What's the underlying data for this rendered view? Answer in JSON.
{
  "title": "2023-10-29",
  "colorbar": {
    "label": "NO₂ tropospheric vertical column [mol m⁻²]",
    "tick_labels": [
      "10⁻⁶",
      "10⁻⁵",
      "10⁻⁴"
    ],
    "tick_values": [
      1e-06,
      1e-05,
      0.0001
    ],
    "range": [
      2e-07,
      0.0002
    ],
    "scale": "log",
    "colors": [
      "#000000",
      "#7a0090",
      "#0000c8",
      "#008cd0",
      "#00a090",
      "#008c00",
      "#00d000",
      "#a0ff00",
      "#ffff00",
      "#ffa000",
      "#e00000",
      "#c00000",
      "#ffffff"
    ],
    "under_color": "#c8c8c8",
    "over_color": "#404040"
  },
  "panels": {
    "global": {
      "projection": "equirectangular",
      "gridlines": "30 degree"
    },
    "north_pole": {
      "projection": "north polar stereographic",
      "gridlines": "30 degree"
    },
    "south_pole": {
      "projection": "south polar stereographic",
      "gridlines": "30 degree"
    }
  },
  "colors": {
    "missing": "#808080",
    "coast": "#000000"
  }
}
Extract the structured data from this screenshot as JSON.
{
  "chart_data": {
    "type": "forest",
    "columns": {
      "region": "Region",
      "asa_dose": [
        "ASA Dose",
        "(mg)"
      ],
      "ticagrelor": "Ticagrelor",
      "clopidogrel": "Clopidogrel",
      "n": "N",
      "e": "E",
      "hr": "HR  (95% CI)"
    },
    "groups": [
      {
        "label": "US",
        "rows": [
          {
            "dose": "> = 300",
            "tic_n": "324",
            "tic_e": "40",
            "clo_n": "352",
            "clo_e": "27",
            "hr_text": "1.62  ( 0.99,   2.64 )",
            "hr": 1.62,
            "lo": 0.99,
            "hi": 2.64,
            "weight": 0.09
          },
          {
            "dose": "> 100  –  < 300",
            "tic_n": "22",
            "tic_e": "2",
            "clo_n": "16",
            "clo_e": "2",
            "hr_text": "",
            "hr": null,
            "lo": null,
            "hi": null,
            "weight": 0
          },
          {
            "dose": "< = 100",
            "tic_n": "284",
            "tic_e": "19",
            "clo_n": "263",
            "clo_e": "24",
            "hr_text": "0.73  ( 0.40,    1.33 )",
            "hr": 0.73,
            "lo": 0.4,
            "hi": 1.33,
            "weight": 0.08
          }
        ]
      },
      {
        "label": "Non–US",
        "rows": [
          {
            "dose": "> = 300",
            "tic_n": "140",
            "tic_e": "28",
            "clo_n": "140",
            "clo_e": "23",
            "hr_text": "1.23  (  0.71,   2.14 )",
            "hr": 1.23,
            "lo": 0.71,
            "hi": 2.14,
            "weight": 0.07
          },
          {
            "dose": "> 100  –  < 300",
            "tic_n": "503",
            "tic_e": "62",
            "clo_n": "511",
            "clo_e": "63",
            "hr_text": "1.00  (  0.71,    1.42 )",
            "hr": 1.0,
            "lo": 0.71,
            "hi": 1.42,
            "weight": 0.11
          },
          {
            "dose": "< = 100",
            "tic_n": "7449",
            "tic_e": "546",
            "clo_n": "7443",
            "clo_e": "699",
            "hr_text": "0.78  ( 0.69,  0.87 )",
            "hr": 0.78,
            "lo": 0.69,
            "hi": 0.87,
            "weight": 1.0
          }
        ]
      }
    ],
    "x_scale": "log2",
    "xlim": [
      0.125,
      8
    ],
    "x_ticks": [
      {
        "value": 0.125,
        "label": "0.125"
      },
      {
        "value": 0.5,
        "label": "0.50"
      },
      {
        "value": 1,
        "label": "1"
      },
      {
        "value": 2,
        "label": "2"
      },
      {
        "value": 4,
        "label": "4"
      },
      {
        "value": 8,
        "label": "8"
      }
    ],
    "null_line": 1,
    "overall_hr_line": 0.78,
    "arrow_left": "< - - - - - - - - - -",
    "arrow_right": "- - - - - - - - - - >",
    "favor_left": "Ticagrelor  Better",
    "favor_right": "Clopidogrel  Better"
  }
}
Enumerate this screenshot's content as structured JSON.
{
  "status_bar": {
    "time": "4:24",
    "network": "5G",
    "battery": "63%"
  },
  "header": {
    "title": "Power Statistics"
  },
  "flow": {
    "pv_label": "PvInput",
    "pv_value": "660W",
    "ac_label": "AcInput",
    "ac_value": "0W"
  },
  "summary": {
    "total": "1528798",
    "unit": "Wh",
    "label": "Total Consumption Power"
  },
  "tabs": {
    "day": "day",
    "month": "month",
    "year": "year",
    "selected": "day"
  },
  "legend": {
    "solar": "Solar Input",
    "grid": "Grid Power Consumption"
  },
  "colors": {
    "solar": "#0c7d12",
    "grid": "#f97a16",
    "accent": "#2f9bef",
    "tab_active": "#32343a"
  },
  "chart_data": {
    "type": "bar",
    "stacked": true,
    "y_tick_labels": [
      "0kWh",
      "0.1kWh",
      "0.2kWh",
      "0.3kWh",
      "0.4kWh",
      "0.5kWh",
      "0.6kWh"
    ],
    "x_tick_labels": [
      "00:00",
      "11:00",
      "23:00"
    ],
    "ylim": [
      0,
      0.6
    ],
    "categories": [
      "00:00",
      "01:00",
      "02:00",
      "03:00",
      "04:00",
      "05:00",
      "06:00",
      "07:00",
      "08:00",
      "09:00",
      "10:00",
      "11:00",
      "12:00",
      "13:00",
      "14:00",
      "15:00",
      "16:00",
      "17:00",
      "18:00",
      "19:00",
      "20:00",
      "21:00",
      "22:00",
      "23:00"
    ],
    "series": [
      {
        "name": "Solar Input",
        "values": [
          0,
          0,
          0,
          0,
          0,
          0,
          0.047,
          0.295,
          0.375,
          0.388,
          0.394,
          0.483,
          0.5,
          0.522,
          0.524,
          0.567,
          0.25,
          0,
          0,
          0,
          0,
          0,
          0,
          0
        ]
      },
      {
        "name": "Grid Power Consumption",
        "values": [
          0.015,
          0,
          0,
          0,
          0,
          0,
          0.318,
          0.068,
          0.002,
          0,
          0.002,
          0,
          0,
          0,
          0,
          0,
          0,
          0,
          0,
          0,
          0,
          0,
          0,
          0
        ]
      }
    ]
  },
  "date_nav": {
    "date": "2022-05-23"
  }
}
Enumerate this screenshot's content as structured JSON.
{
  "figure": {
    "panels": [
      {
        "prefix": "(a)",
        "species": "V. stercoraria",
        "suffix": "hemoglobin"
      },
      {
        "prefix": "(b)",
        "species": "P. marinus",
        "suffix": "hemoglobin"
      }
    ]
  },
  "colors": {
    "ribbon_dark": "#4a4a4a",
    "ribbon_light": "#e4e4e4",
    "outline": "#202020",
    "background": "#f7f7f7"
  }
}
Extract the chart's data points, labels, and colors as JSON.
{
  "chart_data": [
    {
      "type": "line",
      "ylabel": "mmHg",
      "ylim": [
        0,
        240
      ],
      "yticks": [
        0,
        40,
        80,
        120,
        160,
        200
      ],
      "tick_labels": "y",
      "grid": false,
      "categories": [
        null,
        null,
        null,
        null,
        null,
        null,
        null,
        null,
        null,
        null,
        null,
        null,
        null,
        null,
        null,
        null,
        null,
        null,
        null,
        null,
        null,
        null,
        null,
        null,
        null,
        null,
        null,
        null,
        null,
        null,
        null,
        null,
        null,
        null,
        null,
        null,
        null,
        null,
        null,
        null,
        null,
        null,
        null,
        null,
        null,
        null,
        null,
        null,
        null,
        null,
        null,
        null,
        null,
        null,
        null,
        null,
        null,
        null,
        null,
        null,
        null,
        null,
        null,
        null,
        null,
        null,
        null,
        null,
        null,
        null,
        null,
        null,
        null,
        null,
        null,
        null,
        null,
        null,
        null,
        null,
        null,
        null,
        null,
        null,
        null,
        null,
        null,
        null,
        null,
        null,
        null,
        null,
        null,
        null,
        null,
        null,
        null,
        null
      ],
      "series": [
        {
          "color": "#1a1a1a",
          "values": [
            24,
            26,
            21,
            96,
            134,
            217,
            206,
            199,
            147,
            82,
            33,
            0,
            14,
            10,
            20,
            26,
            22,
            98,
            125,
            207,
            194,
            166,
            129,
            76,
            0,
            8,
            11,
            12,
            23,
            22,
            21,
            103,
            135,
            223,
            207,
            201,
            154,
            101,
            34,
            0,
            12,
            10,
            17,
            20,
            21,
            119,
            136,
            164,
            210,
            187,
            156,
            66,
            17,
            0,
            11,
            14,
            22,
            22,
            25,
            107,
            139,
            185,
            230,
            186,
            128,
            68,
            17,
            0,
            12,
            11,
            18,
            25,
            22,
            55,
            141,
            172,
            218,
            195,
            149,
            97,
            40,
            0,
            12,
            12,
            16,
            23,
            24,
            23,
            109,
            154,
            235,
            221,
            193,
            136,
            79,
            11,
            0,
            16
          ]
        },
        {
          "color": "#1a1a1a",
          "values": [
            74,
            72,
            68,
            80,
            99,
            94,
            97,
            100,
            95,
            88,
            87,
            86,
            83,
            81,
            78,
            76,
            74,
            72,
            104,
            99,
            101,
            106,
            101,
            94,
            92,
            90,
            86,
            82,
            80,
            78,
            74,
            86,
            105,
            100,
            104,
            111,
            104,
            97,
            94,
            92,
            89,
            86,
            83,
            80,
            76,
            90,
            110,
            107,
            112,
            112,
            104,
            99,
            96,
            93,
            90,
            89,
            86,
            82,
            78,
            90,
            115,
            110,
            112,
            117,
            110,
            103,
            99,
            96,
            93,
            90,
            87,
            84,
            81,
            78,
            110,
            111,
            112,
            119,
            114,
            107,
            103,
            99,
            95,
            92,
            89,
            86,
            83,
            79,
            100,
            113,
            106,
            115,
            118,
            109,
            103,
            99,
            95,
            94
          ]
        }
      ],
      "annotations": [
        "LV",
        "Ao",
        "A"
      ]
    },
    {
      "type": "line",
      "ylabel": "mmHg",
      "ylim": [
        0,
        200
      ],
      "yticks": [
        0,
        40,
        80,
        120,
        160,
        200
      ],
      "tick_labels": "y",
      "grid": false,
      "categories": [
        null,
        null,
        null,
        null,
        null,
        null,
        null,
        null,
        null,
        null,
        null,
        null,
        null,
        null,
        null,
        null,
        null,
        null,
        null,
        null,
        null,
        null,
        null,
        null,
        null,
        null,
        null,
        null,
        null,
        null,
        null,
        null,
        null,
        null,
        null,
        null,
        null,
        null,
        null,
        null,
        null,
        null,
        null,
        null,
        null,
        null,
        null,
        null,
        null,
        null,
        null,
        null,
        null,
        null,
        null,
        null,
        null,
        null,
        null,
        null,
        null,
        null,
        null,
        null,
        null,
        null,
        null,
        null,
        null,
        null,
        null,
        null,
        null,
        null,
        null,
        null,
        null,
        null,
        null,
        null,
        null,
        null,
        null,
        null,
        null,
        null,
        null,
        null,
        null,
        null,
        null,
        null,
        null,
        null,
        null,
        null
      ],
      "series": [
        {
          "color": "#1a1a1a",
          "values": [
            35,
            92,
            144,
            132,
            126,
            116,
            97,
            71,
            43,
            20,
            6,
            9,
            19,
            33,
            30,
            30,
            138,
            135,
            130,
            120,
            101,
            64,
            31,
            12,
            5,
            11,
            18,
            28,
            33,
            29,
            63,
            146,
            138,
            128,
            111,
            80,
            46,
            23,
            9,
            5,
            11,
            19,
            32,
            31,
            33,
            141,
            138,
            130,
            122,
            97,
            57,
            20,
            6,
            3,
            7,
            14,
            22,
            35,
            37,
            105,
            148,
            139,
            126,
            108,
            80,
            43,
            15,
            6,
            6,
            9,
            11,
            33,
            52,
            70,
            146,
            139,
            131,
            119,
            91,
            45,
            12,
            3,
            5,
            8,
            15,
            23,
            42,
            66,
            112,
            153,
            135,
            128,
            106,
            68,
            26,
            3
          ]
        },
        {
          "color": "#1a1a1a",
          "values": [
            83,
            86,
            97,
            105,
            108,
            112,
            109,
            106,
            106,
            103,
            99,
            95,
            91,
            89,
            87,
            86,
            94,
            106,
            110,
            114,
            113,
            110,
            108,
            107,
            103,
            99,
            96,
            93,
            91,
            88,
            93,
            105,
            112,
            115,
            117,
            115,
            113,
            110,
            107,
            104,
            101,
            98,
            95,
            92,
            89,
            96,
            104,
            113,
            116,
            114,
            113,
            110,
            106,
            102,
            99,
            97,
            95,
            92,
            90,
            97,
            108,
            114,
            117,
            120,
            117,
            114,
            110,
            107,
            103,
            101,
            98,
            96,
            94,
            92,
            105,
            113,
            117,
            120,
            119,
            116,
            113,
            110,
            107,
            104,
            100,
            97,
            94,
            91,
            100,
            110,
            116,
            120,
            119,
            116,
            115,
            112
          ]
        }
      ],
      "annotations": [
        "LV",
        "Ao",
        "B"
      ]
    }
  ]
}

= = = = =

> Directions for this task:
In the listing above, find each line with the word "JSON" and copy it.

> Answer to the problem:
What's the underlying data for this rendered view? Answer in JSON.
Extract the structured data from this screenshot as JSON.
Enumerate this screenshot's content as structured JSON.
Enumerate this screenshot's content as structured JSON.
Extract the chart's data points, labels, and colors as JSON.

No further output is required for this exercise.